What to work on
Reproduce the full listing that appears beneath this instruction exactly.

Data for processing
▼
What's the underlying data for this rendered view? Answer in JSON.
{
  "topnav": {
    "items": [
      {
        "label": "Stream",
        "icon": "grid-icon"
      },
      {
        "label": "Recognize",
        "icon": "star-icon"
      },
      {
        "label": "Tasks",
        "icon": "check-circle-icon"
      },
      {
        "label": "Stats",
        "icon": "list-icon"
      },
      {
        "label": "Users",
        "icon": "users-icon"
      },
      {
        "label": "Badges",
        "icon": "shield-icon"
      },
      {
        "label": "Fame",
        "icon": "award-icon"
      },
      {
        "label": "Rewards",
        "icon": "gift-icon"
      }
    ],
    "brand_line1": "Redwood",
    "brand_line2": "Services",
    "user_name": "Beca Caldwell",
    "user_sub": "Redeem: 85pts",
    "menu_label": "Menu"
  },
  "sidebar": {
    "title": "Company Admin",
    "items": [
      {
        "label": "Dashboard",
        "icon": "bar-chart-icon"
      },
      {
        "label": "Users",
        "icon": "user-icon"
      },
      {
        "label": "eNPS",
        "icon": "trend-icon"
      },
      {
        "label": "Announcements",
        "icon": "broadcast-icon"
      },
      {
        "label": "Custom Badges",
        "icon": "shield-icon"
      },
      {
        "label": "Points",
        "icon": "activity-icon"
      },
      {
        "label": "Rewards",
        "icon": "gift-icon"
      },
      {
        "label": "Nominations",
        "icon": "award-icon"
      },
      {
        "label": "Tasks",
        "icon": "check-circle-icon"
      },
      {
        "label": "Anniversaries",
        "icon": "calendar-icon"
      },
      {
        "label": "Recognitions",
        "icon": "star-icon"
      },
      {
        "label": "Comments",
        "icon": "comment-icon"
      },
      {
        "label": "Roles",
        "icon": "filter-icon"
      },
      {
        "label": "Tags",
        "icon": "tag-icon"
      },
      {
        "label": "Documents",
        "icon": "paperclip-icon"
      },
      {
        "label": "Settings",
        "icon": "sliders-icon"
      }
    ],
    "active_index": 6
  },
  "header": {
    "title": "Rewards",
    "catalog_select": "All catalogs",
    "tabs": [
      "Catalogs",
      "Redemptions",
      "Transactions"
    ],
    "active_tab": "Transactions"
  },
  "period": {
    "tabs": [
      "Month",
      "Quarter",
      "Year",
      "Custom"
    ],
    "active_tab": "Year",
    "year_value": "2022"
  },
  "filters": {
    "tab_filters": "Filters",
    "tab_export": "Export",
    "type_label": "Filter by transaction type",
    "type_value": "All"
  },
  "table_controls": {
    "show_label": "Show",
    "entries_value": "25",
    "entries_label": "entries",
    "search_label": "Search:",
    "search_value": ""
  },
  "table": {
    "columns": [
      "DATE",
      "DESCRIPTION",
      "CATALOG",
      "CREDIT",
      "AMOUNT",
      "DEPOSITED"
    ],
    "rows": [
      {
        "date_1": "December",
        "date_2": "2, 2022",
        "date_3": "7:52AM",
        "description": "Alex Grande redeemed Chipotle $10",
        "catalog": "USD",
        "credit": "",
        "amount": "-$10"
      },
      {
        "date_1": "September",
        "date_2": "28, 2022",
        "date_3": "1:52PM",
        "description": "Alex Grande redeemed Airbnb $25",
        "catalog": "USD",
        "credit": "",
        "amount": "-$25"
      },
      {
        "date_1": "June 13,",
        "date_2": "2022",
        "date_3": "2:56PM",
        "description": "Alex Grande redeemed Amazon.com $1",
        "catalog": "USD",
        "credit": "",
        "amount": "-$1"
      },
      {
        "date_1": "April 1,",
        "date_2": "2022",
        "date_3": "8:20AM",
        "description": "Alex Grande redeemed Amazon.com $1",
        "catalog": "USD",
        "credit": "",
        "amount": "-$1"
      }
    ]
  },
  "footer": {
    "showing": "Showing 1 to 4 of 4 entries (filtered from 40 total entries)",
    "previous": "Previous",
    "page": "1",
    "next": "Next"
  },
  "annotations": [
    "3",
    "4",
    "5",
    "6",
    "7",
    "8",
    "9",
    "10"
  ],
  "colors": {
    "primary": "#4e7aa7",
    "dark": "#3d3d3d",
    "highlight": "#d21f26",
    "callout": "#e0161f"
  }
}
▲
Correct response
What's the underlying data for this rendered view? Answer in JSON.
{
  "topnav": {
    "items": [
      {
        "label": "Stream",
        "icon": "grid-icon"
      },
      {
        "label": "Recognize",
        "icon": "star-icon"
      },
      {
        "label": "Tasks",
        "icon": "check-circle-icon"
      },
      {
        "label": "Stats",
        "icon": "list-icon"
      },
      {
        "label": "Users",
        "icon": "users-icon"
      },
      {
        "label": "Badges",
        "icon": "shield-icon"
      },
      {
        "label": "Fame",
        "icon": "award-icon"
      },
      {
        "label": "Rewards",
        "icon": "gift-icon"
      }
    ],
    "brand_line1": "Redwood",
    "brand_line2": "Services",
    "user_name": "Beca Caldwell",
    "user_sub": "Redeem: 85pts",
    "menu_label": "Menu"
  },
  "sidebar": {
    "title": "Company Admin",
    "items": [
      {
        "label": "Dashboard",
        "icon": "bar-chart-icon"
      },
      {
        "label": "Users",
        "icon": "user-icon"
      },
      {
        "label": "eNPS",
        "icon": "trend-icon"
      },
      {
        "label": "Announcements",
        "icon": "broadcast-icon"
      },
      {
        "label": "Custom Badges",
        "icon": "shield-icon"
      },
      {
        "label": "Points",
        "icon": "activity-icon"
      },
      {
        "label": "Rewards",
        "icon": "gift-icon"
      },
      {
        "label": "Nominations",
        "icon": "award-icon"
      },
      {
        "label": "Tasks",
        "icon": "check-circle-icon"
      },
      {
        "label": "Anniversaries",
        "icon": "calendar-icon"
      },
      {
        "label": "Recognitions",
        "icon": "star-icon"
      },
      {
        "label": "Comments",
        "icon": "comment-icon"
      },
      {
        "label": "Roles",
        "icon": "filter-icon"
      },
      {
        "label": "Tags",
        "icon": "tag-icon"
      },
      {
        "label": "Documents",
        "icon": "paperclip-icon"
      },
      {
        "label": "Settings",
        "icon": "sliders-icon"
      }
    ],
    "active_index": 6
  },
  "header": {
    "title": "Rewards",
    "catalog_select": "All catalogs",
    "tabs": [
      "Catalogs",
      "Redemptions",
      "Transactions"
    ],
    "active_tab": "Transactions"
  },
  "period": {
    "tabs": [
      "Month",
      "Quarter",
      "Year",
      "Custom"
    ],
    "active_tab": "Year",
    "year_value": "2022"
  },
  "filters": {
    "tab_filters": "Filters",
    "tab_export": "Export",
    "type_label": "Filter by transaction type",
    "type_value": "All"
  },
  "table_controls": {
    "show_label": "Show",
    "entries_value": "25",
    "entries_label": "entries",
    "search_label": "Search:",
    "search_value": ""
  },
  "table": {
    "columns": [
      "DATE",
      "DESCRIPTION",
      "CATALOG",
      "CREDIT",
      "AMOUNT",
      "DEPOSITED"
    ],
    "rows": [
      {
        "date_1": "December",
        "date_2": "2, 2022",
        "date_3": "7:52AM",
        "description": "Alex Grande redeemed Chipotle $10",
        "catalog": "USD",
        "credit": "",
        "amount": "-$10"
      },
      {
        "date_1": "September",
        "date_2": "28, 2022",
        "date_3": "1:52PM",
        "description": "Alex Grande redeemed Airbnb $25",
        "catalog": "USD",
        "credit": "",
        "amount": "-$25"
      },
      {
        "date_1": "June 13,",
        "date_2": "2022",
        "date_3": "2:56PM",
        "description": "Alex Grande redeemed Amazon.com $1",
        "catalog": "USD",
        "credit": "",
        "amount": "-$1"
      },
      {
        "date_1": "April 1,",
        "date_2": "2022",
        "date_3": "8:20AM",
        "description": "Alex Grande redeemed Amazon.com $1",
        "catalog": "USD",
        "credit": "",
        "amount": "-$1"
      }
    ]
  },
  "footer": {
    "showing": "Showing 1 to 4 of 4 entries (filtered from 40 total entries)",
    "previous": "Previous",
    "page": "1",
    "next": "Next"
  },
  "annotations": [
    "3",
    "4",
    "5",
    "6",
    "7",
    "8",
    "9",
    "10"
  ],
  "colors": {
    "primary": "#4e7aa7",
    "dark": "#3d3d3d",
    "highlight": "#d21f26",
    "callout": "#e0161f"
  }
}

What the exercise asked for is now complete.